REQUEST =>
Print the full listing exactly.

STORED DATA =>
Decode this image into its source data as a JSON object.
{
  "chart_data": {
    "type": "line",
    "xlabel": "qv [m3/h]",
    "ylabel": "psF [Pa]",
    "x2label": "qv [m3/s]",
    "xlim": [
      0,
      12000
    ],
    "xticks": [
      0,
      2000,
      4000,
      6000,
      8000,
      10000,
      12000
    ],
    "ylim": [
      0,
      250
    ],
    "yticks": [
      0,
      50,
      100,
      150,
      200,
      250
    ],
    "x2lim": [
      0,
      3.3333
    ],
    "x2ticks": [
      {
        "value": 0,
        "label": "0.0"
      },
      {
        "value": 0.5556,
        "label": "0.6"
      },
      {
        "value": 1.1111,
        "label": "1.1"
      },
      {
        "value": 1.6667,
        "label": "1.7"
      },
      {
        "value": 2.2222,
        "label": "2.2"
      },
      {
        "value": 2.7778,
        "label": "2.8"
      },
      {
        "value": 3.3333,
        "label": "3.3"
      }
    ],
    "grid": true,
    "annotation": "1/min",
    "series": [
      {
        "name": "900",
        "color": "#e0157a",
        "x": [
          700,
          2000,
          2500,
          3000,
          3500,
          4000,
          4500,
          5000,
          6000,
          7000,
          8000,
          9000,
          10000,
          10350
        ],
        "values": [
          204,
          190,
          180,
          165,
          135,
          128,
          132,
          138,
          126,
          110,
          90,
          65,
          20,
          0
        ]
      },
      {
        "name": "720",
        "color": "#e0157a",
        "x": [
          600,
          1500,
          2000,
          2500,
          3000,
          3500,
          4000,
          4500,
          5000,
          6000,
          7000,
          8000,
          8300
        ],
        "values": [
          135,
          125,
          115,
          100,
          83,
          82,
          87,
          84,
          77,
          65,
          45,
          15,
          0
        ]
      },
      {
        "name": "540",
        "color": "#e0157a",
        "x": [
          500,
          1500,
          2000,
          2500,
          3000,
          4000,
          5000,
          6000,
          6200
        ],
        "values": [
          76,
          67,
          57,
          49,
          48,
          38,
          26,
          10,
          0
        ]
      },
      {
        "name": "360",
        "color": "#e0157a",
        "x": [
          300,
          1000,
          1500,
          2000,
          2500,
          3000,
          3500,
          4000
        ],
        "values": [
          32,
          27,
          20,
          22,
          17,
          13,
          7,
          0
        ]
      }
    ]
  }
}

WRITTEN ANSWER =>
Decode this image into its source data as a JSON object.
{
  "chart_data": {
    "type": "line",
    "xlabel": "qv [m3/h]",
    "ylabel": "psF [Pa]",
    "x2label": "qv [m3/s]",
    "xlim": [
      0,
      12000
    ],
    "xticks": [
      0,
      2000,
      4000,
      6000,
      8000,
      10000,
      12000
    ],
    "ylim": [
      0,
      250
    ],
    "yticks": [
      0,
      50,
      100,
      150,
      200,
      250
    ],
    "x2lim": [
      0,
      3.3333
    ],
    "x2ticks": [
      {
        "value": 0,
        "label": "0.0"
      },
      {
        "value": 0.5556,
        "label": "0.6"
      },
      {
        "value": 1.1111,
        "label": "1.1"
      },
      {
        "value": 1.6667,
        "label": "1.7"
      },
      {
        "value": 2.2222,
        "label": "2.2"
      },
      {
        "value": 2.7778,
        "label": "2.8"
      },
      {
        "value": 3.3333,
        "label": "3.3"
      }
    ],
    "grid": true,
    "annotation": "1/min",
    "series": [
      {
        "name": "900",
        "color": "#e0157a",
        "x": [
          700,
          2000,
          2500,
          3000,
          3500,
          4000,
          4500,
          5000,
          6000,
          7000,
          8000,
          9000,
          10000,
          10350
        ],
        "values": [
          204,
          190,
          180,
          165,
          135,
          128,
          132,
          138,
          126,
          110,
          90,
          65,
          20,
          0
        ]
      },
      {
        "name": "720",
        "color": "#e0157a",
        "x": [
          600,
          1500,
          2000,
          2500,
          3000,
          3500,
          4000,
          4500,
          5000,
          6000,
          7000,
          8000,
          8300
        ],
        "values": [
          135,
          125,
          115,
          100,
          83,
          82,
          87,
          84,
          77,
          65,
          45,
          15,
          0
        ]
      },
      {
        "name": "540",
        "color": "#e0157a",
        "x": [
          500,
          1500,
          2000,
          2500,
          3000,
          4000,
          5000,
          6000,
          6200
        ],
        "values": [
          76,
          67,
          57,
          49,
          48,
          38,
          26,
          10,
          0
        ]
      },
      {
        "name": "360",
        "color": "#e0157a",
        "x": [
          300,
          1000,
          1500,
          2000,
          2500,
          3000,
          3500,
          4000
        ],
        "values": [
          32,
          27,
          20,
          22,
          17,
          13,
          7,
          0
        ]
      }
    ]
  }
}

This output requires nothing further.